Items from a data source
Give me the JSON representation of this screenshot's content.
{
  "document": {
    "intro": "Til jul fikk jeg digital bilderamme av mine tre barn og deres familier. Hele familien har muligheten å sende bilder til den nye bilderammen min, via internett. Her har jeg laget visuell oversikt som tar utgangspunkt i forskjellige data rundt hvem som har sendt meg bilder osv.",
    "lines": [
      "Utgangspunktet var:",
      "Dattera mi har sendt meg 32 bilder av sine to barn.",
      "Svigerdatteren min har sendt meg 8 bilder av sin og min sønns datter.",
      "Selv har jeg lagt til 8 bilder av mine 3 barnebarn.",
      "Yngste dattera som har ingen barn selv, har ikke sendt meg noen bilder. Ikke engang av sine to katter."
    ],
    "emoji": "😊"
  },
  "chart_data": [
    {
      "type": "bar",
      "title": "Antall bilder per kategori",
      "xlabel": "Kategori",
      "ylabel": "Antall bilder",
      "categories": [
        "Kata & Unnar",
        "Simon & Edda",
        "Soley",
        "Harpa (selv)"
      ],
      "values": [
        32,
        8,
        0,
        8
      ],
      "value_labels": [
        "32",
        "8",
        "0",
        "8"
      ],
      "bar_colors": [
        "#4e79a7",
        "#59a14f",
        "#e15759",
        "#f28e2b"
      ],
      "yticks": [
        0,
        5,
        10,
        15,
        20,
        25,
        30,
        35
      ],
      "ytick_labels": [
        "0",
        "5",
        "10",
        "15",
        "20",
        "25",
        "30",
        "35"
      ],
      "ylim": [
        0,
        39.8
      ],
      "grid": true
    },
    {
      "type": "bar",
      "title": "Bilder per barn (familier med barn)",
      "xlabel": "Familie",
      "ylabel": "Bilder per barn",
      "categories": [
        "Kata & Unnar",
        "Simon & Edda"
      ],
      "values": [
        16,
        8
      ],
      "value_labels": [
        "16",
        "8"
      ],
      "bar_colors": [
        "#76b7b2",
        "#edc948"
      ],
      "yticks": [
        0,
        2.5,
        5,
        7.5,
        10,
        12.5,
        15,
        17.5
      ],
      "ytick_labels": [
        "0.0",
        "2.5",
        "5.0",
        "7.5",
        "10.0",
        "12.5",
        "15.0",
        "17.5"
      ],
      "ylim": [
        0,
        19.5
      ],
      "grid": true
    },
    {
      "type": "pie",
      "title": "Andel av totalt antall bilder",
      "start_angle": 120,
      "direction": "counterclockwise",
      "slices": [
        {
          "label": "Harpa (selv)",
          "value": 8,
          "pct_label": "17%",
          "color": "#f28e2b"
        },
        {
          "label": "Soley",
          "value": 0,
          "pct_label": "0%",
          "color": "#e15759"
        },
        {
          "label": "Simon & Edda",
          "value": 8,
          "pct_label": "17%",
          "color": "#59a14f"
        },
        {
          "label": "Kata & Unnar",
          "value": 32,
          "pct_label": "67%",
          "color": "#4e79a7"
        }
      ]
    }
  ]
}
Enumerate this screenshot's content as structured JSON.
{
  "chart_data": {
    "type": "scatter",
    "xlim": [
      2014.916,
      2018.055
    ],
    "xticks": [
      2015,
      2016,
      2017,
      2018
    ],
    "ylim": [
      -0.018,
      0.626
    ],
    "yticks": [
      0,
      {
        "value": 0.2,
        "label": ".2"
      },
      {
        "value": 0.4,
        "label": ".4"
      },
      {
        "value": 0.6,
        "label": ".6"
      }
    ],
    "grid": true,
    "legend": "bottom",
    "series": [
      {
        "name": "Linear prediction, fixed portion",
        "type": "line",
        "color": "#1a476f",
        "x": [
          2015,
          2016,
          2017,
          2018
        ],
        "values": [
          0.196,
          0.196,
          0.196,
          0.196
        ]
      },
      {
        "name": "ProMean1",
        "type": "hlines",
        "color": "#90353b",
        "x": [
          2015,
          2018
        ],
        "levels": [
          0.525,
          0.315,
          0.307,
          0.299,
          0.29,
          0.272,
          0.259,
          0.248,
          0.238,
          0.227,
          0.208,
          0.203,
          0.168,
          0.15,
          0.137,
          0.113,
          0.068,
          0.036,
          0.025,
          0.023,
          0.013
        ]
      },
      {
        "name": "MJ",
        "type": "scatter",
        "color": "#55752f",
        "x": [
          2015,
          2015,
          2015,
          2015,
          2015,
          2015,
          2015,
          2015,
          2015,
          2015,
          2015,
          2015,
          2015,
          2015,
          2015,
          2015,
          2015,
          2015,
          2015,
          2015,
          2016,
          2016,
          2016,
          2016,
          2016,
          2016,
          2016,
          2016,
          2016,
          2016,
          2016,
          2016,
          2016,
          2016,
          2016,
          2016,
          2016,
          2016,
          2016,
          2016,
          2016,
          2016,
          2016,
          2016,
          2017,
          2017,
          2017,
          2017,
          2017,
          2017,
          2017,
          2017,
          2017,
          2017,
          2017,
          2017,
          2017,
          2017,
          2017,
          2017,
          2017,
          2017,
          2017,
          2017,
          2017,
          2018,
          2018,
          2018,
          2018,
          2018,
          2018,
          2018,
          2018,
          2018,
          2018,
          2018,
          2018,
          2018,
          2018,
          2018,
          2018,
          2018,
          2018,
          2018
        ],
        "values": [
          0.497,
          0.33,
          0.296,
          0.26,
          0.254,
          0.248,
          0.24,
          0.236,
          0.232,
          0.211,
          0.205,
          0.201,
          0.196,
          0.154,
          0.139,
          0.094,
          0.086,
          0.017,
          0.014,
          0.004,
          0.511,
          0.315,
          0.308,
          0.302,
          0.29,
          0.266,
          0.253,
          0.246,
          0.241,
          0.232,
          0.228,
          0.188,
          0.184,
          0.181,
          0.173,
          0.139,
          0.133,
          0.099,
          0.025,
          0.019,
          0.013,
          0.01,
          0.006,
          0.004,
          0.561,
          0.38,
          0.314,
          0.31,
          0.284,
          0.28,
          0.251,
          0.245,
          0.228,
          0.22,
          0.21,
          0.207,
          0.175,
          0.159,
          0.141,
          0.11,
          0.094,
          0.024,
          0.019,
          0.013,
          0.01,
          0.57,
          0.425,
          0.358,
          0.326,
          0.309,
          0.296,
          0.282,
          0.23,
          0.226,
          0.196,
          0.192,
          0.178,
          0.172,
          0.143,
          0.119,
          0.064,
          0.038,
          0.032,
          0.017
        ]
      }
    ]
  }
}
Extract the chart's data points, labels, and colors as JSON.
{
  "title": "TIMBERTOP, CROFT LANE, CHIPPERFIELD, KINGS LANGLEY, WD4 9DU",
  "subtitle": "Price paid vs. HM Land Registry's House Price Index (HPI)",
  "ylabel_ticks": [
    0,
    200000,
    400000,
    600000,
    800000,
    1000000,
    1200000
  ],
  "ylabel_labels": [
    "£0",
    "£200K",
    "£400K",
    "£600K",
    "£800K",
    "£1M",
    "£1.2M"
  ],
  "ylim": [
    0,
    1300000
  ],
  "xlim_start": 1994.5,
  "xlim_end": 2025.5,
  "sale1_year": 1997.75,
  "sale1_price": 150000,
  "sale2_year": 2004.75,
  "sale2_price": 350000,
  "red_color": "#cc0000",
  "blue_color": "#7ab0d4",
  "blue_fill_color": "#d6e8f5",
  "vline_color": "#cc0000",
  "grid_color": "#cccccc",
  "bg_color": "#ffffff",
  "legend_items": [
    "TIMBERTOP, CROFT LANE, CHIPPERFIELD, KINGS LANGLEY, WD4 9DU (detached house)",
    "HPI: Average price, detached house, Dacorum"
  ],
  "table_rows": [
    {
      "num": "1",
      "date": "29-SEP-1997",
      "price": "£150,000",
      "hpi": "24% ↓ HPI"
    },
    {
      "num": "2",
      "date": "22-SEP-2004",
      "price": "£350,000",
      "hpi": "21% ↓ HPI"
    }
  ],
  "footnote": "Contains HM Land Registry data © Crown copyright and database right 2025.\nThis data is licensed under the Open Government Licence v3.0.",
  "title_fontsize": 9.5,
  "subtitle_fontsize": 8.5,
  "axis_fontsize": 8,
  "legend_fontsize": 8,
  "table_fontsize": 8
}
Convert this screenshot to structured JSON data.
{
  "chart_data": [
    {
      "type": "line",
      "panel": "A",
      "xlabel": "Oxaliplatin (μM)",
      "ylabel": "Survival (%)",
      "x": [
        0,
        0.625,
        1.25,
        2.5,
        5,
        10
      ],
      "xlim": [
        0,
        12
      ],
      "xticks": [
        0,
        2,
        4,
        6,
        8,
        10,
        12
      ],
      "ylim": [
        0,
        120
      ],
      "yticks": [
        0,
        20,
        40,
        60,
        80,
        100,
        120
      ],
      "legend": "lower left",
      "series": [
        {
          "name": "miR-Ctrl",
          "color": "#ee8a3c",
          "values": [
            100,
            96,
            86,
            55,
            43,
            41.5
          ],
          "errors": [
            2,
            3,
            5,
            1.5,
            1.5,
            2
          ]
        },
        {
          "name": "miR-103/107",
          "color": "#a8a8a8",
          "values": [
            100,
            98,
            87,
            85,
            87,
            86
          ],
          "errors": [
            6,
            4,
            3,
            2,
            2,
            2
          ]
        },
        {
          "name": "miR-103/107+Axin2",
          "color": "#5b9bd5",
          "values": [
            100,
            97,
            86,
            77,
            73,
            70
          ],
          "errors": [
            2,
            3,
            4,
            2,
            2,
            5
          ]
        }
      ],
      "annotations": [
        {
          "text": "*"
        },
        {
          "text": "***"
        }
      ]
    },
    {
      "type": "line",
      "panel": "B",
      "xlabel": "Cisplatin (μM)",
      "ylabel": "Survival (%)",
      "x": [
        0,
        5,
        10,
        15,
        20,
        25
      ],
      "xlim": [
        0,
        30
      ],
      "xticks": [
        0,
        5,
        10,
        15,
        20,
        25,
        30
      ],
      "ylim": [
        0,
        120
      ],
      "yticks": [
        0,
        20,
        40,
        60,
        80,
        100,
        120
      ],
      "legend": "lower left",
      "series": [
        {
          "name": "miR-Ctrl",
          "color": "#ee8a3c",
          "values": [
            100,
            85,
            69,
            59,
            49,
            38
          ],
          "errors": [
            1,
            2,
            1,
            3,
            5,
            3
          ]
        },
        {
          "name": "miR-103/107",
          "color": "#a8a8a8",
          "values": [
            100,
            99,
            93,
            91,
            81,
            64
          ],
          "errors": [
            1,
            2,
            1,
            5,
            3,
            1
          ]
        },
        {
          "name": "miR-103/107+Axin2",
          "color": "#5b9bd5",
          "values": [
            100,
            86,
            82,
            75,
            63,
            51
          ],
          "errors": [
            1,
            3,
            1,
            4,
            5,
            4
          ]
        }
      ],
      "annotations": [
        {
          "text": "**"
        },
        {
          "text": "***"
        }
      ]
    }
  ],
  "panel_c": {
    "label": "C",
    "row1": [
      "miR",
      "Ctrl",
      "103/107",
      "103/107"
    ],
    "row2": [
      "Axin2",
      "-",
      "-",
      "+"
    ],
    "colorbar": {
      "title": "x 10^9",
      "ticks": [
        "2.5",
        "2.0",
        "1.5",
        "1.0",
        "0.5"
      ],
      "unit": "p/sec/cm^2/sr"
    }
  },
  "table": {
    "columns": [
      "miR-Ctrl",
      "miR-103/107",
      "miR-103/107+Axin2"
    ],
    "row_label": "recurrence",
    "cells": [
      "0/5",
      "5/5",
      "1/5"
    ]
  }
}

DIRECTIVE>
Output nothing but the number of lines in the data containing the string "structured".

WRITTEN ANSWER>
2